**Objective**
Return every record below exactly as written, omitting any pictures.

**Provided material**
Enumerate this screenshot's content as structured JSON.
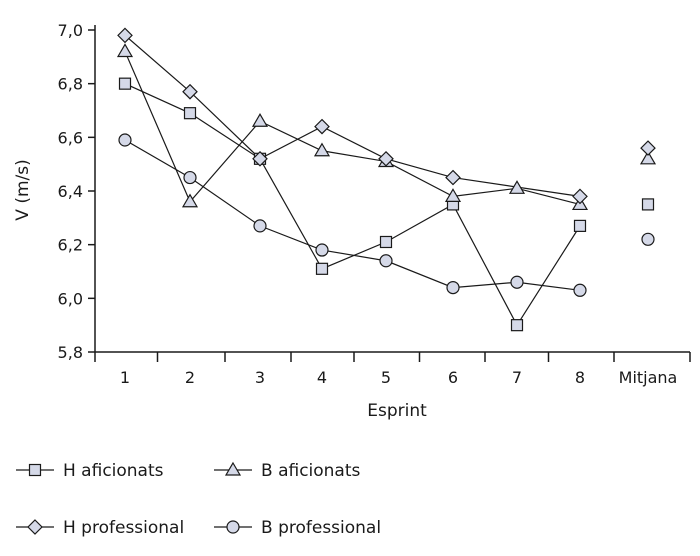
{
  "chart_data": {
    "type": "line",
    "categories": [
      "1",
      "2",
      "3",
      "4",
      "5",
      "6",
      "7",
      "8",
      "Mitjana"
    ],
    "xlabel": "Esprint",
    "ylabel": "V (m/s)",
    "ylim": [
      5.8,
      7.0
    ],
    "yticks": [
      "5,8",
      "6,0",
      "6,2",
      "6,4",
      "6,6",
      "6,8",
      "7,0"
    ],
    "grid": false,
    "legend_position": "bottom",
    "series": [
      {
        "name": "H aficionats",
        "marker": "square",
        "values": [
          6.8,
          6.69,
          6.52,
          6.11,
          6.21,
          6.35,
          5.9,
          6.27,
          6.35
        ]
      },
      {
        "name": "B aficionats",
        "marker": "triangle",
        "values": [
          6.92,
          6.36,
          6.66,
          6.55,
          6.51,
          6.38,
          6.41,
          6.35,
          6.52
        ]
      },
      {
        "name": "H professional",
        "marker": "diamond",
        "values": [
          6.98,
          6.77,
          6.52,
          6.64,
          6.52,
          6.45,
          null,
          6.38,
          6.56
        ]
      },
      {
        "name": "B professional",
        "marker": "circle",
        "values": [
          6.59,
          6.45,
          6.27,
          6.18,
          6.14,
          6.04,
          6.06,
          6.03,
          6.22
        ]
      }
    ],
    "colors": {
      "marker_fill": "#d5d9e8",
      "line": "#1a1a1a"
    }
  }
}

**Reply**
Enumerate this screenshot's content as structured JSON.
{
  "chart_data": {
    "type": "line",
    "categories": [
      "1",
      "2",
      "3",
      "4",
      "5",
      "6",
      "7",
      "8",
      "Mitjana"
    ],
    "xlabel": "Esprint",
    "ylabel": "V (m/s)",
    "ylim": [
      5.8,
      7.0
    ],
    "yticks": [
      "5,8",
      "6,0",
      "6,2",
      "6,4",
      "6,6",
      "6,8",
      "7,0"
    ],
    "grid": false,
    "legend_position": "bottom",
    "series": [
      {
        "name": "H aficionats",
        "marker": "square",
        "values": [
          6.8,
          6.69,
          6.52,
          6.11,
          6.21,
          6.35,
          5.9,
          6.27,
          6.35
        ]
      },
      {
        "name": "B aficionats",
        "marker": "triangle",
        "values": [
          6.92,
          6.36,
          6.66,
          6.55,
          6.51,
          6.38,
          6.41,
          6.35,
          6.52
        ]
      },
      {
        "name": "H professional",
        "marker": "diamond",
        "values": [
          6.98,
          6.77,
          6.52,
          6.64,
          6.52,
          6.45,
          null,
          6.38,
          6.56
        ]
      },
      {
        "name": "B professional",
        "marker": "circle",
        "values": [
          6.59,
          6.45,
          6.27,
          6.18,
          6.14,
          6.04,
          6.06,
          6.03,
          6.22
        ]
      }
    ],
    "colors": {
      "marker_fill": "#d5d9e8",
      "line": "#1a1a1a"
    }
  }
}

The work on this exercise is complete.